╭─ Extracted entries
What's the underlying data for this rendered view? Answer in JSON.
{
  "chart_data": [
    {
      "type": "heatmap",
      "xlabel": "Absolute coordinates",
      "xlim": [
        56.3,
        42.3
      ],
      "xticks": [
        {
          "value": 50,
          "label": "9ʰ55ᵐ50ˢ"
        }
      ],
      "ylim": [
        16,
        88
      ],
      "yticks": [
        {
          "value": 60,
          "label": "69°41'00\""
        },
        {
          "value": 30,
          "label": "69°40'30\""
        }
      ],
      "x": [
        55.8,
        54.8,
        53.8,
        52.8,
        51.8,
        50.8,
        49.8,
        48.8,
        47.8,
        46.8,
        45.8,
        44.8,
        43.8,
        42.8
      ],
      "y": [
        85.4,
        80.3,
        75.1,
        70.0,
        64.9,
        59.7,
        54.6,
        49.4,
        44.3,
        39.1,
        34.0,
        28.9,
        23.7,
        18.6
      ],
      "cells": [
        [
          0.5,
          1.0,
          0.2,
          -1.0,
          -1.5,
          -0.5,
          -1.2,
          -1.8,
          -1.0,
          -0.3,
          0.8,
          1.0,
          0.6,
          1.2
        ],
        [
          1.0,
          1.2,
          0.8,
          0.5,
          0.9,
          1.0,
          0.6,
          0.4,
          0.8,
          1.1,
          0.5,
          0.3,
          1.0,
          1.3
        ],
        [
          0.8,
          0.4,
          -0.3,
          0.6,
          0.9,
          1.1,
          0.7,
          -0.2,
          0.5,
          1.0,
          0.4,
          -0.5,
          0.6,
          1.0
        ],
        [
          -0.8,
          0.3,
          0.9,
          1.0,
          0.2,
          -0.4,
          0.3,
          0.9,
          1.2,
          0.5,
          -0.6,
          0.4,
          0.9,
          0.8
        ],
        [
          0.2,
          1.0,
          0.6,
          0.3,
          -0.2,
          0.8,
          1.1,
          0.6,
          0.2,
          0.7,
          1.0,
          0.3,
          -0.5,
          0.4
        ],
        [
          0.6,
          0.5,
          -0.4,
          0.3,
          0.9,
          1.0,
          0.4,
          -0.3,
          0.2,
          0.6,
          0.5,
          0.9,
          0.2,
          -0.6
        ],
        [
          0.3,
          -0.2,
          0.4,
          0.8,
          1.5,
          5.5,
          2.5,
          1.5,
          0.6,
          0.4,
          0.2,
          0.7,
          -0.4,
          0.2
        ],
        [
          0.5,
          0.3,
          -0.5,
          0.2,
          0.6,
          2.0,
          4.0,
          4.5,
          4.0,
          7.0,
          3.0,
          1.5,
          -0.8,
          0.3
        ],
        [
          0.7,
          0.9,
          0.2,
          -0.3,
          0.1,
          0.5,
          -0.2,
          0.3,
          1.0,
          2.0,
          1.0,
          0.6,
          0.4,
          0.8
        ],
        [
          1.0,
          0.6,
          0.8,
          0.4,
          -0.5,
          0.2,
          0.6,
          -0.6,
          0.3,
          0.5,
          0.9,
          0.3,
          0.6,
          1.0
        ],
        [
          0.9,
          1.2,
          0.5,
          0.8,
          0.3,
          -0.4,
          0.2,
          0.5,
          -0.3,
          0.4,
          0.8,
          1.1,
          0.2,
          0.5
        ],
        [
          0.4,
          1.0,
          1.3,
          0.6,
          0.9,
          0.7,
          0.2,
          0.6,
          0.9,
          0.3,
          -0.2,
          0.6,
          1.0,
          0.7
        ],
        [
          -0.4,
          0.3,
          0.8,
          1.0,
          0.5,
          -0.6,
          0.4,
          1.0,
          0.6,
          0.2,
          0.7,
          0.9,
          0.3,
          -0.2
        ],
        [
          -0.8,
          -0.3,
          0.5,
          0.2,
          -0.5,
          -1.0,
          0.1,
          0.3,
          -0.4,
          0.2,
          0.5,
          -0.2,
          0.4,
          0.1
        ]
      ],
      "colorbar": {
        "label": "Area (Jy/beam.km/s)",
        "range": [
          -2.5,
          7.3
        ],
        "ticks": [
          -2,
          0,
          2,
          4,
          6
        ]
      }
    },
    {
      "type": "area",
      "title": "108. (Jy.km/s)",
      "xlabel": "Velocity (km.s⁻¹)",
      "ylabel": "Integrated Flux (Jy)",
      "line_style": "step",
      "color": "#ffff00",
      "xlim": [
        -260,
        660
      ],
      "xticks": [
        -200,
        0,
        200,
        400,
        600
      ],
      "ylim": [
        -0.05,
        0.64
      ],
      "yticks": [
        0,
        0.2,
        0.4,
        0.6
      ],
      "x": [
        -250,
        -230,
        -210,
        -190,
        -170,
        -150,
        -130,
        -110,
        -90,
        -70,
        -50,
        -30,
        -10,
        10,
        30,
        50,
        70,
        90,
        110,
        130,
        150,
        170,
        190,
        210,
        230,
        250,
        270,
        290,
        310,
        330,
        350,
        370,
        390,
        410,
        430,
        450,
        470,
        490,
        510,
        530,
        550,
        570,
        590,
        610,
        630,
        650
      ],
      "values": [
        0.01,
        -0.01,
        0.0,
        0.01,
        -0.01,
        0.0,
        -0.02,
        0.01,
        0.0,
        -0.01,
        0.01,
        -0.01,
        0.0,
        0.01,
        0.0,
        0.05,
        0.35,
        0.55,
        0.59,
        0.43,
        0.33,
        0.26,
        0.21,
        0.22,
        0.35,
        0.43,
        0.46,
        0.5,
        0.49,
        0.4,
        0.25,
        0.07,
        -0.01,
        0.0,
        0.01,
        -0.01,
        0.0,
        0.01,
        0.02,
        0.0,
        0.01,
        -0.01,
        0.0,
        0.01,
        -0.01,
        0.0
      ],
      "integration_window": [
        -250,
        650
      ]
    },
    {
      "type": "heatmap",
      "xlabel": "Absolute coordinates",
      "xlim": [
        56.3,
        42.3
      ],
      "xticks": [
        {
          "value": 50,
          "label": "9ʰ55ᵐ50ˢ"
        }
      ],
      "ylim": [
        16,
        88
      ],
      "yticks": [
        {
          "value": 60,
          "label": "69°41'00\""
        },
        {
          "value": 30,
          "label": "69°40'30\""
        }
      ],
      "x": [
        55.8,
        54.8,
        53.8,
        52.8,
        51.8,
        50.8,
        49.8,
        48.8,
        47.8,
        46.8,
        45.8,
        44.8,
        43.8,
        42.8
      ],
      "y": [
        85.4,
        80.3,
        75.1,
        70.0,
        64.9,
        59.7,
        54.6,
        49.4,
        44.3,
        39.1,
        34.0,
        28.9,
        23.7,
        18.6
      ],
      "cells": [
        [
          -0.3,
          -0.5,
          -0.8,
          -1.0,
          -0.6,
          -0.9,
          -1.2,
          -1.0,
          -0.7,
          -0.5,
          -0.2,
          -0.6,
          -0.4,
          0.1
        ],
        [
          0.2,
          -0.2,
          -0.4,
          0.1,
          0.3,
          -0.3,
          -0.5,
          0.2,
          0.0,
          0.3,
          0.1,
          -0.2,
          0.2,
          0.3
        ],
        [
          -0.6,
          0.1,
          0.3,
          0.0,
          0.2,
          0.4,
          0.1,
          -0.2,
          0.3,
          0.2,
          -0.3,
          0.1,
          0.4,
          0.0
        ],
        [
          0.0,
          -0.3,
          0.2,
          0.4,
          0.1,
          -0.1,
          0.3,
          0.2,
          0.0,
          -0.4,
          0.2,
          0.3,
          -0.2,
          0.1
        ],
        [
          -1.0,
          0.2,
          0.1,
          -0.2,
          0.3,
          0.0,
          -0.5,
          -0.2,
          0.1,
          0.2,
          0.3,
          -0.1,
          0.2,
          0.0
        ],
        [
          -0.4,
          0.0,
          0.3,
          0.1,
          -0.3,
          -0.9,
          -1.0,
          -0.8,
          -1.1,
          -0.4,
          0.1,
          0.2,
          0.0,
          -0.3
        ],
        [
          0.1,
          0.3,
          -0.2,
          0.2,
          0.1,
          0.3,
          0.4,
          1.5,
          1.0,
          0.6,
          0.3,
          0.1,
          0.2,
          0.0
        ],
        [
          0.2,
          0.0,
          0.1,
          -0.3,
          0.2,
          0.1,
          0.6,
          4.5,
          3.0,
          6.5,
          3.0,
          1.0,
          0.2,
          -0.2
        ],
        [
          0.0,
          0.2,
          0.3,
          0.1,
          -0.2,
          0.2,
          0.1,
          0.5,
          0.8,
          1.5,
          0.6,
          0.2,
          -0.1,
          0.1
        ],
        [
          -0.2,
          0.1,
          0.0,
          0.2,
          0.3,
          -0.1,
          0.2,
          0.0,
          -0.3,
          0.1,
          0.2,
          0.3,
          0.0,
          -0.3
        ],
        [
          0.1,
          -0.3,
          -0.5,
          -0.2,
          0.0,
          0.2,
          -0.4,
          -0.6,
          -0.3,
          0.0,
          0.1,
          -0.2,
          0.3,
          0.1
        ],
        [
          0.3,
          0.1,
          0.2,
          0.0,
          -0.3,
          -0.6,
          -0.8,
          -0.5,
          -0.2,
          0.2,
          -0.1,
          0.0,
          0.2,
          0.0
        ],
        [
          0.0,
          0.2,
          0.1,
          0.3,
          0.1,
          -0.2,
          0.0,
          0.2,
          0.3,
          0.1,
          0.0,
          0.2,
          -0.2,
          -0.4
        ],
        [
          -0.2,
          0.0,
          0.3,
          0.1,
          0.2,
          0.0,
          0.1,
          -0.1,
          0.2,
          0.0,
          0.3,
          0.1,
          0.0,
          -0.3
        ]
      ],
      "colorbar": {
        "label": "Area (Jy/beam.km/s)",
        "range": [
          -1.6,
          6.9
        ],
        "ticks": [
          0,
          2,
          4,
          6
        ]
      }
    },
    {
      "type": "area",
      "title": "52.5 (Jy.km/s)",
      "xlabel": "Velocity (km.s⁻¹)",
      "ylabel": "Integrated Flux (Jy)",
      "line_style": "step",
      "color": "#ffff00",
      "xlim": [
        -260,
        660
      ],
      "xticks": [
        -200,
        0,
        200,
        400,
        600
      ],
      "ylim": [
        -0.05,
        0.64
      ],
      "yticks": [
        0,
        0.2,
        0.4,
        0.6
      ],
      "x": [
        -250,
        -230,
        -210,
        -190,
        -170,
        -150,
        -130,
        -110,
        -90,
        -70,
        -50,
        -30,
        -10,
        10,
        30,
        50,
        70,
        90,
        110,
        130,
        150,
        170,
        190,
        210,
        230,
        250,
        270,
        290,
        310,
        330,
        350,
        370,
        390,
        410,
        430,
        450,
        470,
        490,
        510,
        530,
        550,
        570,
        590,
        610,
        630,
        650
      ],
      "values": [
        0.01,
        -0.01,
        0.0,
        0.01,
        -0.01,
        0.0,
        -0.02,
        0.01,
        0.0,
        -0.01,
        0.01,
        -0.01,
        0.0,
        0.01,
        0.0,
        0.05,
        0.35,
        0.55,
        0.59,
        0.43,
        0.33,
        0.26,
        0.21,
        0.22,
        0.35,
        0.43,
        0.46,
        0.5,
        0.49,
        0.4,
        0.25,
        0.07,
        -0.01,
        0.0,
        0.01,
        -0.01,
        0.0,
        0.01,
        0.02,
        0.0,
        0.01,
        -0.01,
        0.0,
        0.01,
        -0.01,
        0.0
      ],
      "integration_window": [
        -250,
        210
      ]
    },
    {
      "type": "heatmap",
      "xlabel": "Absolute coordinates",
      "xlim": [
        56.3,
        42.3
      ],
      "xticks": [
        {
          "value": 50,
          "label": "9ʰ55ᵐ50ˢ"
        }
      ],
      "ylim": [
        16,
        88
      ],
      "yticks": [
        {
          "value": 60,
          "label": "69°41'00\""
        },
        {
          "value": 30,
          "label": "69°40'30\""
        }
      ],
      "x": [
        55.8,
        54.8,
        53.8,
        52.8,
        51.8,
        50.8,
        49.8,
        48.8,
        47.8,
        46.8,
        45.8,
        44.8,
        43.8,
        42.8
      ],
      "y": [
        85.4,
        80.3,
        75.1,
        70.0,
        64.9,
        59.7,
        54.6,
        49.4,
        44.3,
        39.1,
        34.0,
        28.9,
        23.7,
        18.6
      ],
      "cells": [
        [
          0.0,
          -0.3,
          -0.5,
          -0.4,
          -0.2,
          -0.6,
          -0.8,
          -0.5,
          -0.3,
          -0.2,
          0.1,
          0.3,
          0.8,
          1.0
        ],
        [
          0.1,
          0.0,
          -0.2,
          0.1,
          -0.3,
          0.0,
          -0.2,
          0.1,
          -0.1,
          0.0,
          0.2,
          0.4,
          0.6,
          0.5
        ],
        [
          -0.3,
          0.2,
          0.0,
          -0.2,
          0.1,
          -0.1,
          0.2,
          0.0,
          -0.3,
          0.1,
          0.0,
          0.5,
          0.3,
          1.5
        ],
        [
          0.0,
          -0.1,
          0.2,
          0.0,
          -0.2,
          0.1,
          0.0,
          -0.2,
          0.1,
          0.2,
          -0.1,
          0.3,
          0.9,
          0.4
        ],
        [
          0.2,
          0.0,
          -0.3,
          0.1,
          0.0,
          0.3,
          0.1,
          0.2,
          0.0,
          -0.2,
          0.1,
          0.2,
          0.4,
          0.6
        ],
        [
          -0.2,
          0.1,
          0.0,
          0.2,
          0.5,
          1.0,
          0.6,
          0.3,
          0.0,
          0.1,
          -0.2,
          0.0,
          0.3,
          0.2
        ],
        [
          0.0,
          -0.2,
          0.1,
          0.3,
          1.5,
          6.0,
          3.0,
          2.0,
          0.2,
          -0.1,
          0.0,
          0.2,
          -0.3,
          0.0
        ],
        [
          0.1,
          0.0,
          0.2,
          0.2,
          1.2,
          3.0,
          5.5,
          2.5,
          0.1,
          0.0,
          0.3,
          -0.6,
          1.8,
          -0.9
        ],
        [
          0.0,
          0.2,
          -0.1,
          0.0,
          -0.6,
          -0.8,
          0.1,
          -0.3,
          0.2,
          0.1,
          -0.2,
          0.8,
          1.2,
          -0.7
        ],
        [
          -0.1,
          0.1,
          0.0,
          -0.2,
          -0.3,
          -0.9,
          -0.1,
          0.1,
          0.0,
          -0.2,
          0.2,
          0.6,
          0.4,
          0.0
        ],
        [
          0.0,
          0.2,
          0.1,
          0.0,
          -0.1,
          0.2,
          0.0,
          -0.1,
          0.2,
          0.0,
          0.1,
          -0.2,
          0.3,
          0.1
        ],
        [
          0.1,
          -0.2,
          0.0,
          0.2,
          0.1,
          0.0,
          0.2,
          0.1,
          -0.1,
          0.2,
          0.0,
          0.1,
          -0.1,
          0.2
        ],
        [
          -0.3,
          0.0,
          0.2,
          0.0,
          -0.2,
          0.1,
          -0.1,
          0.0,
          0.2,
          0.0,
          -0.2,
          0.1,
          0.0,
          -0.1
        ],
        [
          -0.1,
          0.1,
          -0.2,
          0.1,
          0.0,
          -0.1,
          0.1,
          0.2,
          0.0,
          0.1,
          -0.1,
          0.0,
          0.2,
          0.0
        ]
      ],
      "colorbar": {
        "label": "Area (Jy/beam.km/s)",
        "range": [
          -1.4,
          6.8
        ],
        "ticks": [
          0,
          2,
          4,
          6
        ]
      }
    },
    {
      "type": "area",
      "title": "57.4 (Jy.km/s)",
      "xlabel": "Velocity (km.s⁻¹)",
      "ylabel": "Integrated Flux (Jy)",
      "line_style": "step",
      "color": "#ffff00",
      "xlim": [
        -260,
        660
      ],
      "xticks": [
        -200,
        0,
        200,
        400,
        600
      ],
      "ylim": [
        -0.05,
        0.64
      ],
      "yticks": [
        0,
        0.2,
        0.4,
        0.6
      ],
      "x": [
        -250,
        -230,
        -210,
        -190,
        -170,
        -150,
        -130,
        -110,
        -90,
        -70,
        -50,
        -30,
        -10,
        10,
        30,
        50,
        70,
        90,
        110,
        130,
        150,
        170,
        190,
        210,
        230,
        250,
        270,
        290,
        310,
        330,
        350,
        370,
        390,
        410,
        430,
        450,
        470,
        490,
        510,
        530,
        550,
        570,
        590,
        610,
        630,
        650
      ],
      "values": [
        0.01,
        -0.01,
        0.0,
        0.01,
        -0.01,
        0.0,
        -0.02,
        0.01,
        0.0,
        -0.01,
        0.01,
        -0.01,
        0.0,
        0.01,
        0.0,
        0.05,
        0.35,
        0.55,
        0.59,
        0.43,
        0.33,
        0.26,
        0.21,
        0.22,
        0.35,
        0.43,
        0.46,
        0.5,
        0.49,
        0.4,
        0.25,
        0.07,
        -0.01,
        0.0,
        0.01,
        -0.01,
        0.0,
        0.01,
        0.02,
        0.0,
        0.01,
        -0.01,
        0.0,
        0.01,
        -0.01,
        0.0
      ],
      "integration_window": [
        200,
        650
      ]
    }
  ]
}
╰─
Challenge | Pull out each line of the listing that holds the string "title".

Task output |
      "title": "108. (Jy.km/s)",
      "title": "52.5 (Jy.km/s)",
      "title": "57.4 (Jy.km/s)",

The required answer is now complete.